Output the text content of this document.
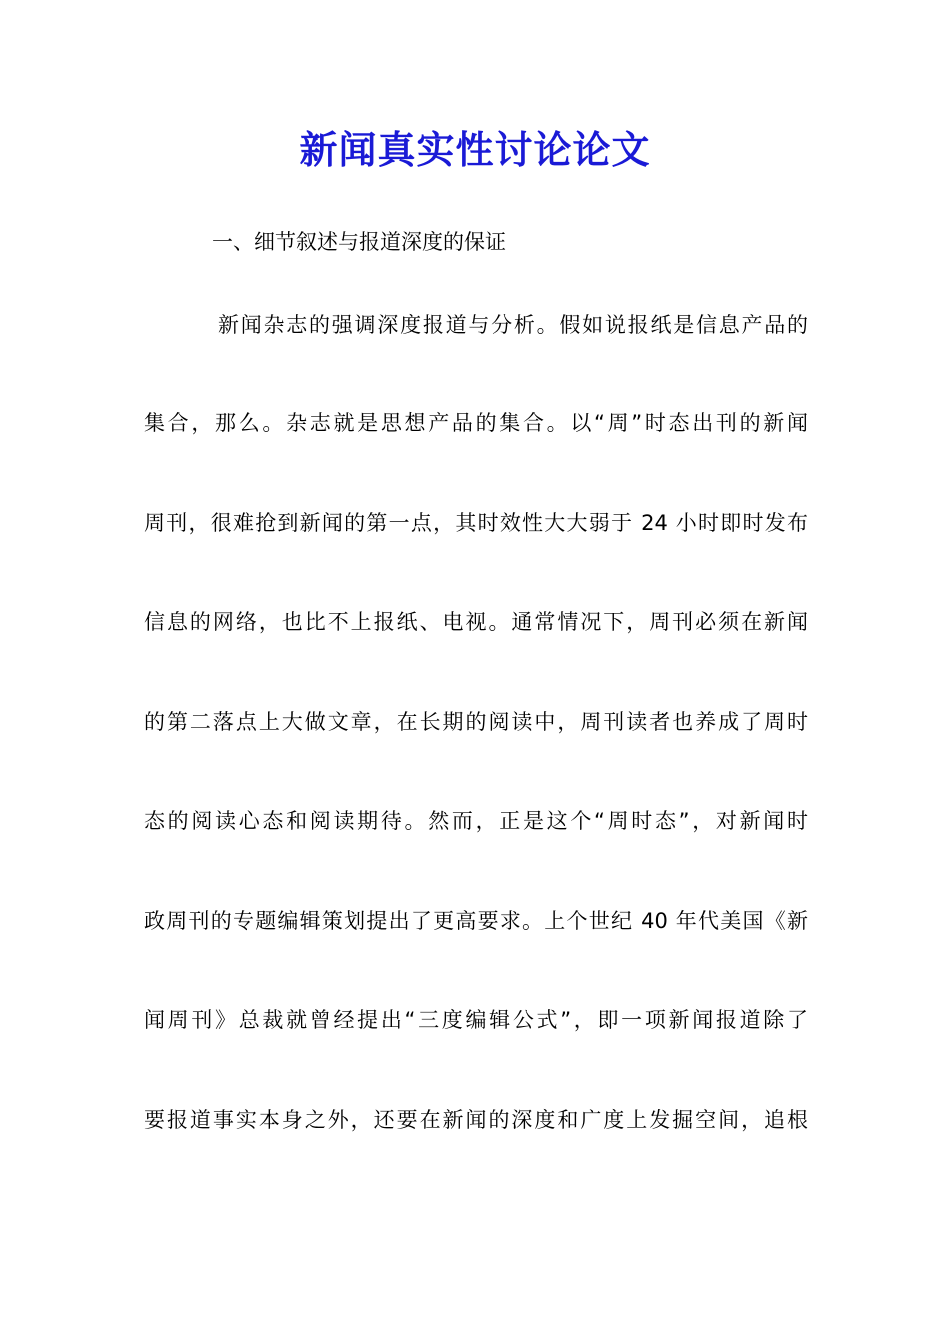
新闻真实性讨论论文

一、细节叙述与报道深度的保证

新闻杂志的强调深度报道与分析。假如说报纸是信息产品的

集合，那么。杂志就是思想产品的集合。以“周”时态出刊的新闻

周刊，很难抢到新闻的第一点，其时效性大大弱于 24 小时即时发布

信息的网络，也比不上报纸、电视。通常情况下，周刊必须在新闻

的第二落点上大做文章，在长期的阅读中，周刊读者也养成了周时

态的阅读心态和阅读期待。然而，正是这个“周时态”，对新闻时

政周刊的专题编辑策划提出了更高要求。上个世纪 40 年代美国《新

闻周刊》总裁就曾经提出“三度编辑公式”，即一项新闻报道除了

要报道事实本身之外，还要在新闻的深度和广度上发掘空间，追根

#####

- [AIM]:
Leaving the pictures aside, transcribe the entire listing exactly.

- [EXERCISE RESPONSE]:
Output the text content of this document.
新闻真实性讨论论文

一、细节叙述与报道深度的保证

新闻杂志的强调深度报道与分析。假如说报纸是信息产品的

集合，那么。杂志就是思想产品的集合。以“周”时态出刊的新闻

周刊，很难抢到新闻的第一点，其时效性大大弱于 24 小时即时发布

信息的网络，也比不上报纸、电视。通常情况下，周刊必须在新闻

的第二落点上大做文章，在长期的阅读中，周刊读者也养成了周时

态的阅读心态和阅读期待。然而，正是这个“周时态”，对新闻时

政周刊的专题编辑策划提出了更高要求。上个世纪 40 年代美国《新

闻周刊》总裁就曾经提出“三度编辑公式”，即一项新闻报道除了

要报道事实本身之外，还要在新闻的深度和广度上发掘空间，追根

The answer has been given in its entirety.